Do this >>
In the entries below, how many lines hold the string "both"? Give only the number.

⟨

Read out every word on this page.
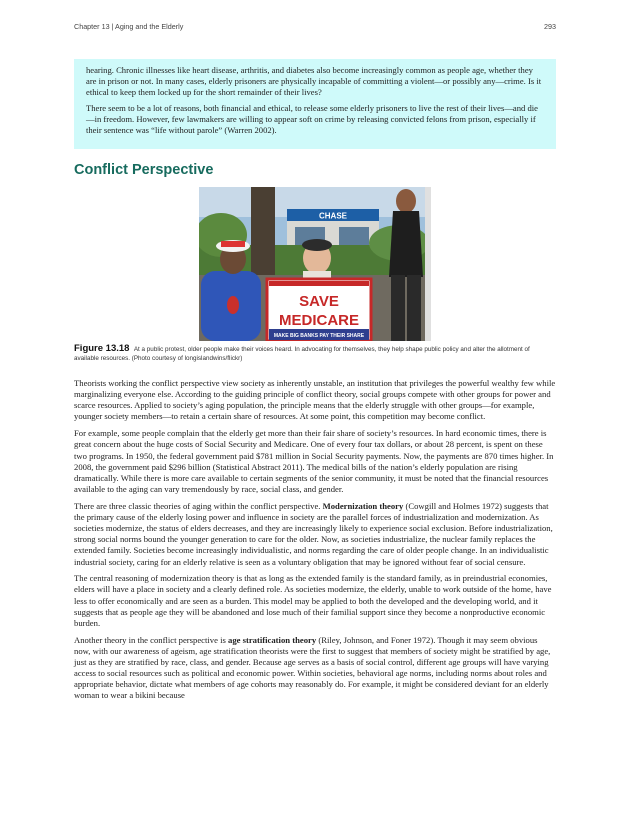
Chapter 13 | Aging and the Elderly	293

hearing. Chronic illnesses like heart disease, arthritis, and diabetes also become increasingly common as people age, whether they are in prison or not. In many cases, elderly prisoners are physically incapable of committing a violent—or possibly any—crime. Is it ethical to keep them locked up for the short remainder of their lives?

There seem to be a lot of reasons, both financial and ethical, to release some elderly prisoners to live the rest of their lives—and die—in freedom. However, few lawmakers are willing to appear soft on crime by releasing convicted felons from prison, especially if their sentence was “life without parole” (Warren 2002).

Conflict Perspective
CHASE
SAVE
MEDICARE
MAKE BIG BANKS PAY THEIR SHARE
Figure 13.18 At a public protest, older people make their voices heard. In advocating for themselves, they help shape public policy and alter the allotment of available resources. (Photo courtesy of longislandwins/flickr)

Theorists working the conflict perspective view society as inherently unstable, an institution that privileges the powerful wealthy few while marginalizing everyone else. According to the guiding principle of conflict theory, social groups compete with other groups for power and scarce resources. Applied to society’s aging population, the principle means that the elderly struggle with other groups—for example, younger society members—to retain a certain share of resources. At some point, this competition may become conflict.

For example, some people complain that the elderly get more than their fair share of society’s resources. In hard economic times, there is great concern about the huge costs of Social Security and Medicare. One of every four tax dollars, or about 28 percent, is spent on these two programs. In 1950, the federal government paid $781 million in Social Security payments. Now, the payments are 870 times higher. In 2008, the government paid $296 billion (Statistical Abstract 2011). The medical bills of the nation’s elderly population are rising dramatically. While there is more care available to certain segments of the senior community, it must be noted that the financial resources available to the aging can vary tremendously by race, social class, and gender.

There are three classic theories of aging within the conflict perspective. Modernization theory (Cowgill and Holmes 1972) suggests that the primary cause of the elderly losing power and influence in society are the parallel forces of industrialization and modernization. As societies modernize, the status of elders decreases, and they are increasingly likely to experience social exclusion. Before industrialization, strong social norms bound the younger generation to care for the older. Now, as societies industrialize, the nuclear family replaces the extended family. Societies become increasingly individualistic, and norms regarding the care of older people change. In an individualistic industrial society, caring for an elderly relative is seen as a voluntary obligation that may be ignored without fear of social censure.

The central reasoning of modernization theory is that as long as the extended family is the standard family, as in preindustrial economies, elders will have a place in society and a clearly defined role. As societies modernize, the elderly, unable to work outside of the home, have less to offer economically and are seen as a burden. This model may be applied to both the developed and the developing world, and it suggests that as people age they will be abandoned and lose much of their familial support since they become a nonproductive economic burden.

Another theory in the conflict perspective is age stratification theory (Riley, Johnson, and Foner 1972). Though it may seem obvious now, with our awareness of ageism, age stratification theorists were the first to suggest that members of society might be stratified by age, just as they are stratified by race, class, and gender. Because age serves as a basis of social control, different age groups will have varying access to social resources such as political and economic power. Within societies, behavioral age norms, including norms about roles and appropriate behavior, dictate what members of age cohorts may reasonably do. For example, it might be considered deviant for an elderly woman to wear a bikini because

⟩

Written response >>
2